- **Given problem**
Give the number of lines in the data that hold the word "поселения", and nothing else.

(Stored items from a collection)
-*-*-
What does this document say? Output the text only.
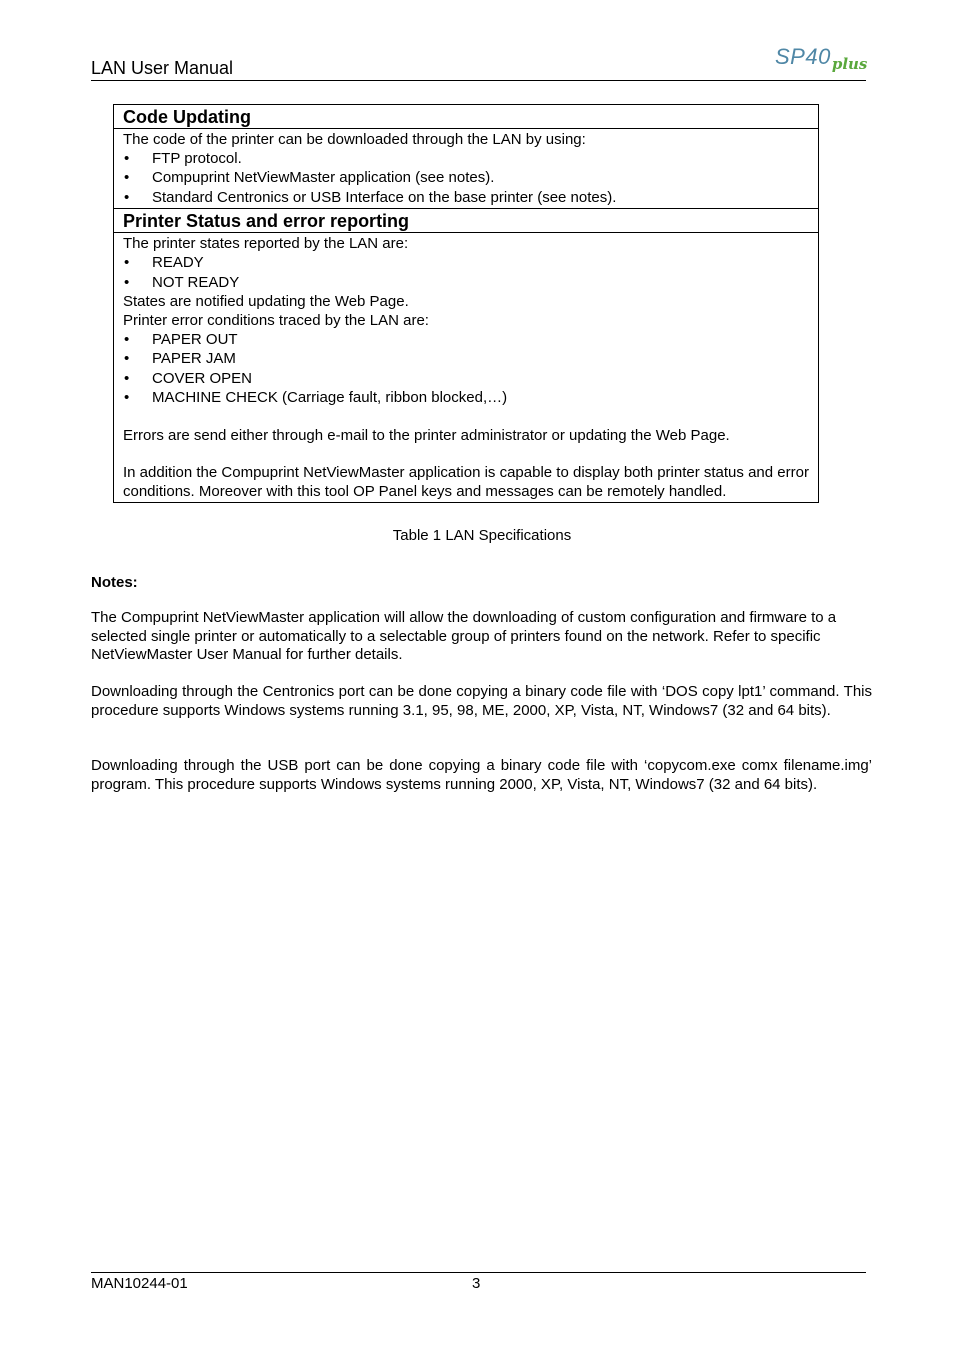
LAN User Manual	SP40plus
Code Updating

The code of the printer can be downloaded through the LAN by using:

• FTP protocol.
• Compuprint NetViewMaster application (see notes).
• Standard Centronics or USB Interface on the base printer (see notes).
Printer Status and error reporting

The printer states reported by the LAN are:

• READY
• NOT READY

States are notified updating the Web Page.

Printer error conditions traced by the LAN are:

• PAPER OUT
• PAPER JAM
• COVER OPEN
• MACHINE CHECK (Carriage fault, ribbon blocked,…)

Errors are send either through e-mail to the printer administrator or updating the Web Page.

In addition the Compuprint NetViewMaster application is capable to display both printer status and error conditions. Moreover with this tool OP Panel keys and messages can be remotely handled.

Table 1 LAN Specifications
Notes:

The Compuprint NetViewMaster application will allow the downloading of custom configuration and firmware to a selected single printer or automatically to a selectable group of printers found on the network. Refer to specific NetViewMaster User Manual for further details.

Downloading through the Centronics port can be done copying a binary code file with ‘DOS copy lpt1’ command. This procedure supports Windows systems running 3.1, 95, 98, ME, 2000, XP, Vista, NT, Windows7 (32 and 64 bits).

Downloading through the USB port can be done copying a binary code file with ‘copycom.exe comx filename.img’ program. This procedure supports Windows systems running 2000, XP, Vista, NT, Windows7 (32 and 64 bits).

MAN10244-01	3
-*-*-
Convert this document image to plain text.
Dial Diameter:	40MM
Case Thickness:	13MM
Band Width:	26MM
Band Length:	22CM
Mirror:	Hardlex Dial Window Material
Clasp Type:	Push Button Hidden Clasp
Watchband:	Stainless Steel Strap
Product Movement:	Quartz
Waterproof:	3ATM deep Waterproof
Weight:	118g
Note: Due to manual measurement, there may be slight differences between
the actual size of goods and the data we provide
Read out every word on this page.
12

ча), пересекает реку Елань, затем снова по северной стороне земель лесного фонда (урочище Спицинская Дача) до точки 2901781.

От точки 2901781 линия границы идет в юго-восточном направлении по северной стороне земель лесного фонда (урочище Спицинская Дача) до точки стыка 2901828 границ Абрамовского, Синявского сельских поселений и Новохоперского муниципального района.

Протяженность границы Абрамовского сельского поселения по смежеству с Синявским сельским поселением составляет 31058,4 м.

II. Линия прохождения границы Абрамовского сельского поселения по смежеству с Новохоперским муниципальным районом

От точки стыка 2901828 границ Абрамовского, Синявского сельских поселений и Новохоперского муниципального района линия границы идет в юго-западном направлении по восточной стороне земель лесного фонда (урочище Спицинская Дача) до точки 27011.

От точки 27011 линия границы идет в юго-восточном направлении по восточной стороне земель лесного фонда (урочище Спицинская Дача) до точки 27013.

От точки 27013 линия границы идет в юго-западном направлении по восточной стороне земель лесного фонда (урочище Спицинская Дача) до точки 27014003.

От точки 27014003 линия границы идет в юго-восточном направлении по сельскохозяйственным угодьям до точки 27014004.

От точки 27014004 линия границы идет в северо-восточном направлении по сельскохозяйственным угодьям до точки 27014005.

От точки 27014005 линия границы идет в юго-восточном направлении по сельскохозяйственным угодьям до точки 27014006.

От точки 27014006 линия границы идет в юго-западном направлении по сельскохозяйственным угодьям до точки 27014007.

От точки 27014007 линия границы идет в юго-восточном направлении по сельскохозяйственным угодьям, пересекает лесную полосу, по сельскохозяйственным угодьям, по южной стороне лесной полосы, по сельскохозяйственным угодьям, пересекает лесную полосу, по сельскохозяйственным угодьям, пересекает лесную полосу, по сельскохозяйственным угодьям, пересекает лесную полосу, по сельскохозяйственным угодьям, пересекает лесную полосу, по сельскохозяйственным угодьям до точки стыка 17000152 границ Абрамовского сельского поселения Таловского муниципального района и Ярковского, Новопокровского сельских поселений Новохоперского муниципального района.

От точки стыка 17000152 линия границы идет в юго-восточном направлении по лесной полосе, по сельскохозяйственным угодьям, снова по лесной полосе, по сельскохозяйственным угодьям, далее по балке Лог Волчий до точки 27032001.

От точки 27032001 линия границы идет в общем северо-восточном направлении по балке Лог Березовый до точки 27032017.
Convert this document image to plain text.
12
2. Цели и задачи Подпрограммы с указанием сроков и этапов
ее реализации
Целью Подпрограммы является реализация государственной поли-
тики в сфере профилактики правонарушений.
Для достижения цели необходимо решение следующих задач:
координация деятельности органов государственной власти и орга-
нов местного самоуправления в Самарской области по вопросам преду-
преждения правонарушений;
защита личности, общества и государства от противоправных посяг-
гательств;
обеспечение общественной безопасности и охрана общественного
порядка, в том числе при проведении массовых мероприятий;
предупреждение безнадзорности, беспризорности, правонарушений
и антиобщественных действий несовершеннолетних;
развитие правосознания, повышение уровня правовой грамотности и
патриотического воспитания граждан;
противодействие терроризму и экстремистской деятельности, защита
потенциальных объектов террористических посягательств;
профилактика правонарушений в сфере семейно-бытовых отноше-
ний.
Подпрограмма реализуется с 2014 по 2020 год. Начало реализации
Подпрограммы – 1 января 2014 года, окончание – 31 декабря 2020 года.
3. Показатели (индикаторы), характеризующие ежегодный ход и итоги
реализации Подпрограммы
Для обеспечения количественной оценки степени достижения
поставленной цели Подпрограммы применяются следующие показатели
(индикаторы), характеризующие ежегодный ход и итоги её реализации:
-*-*-
- **Output**
3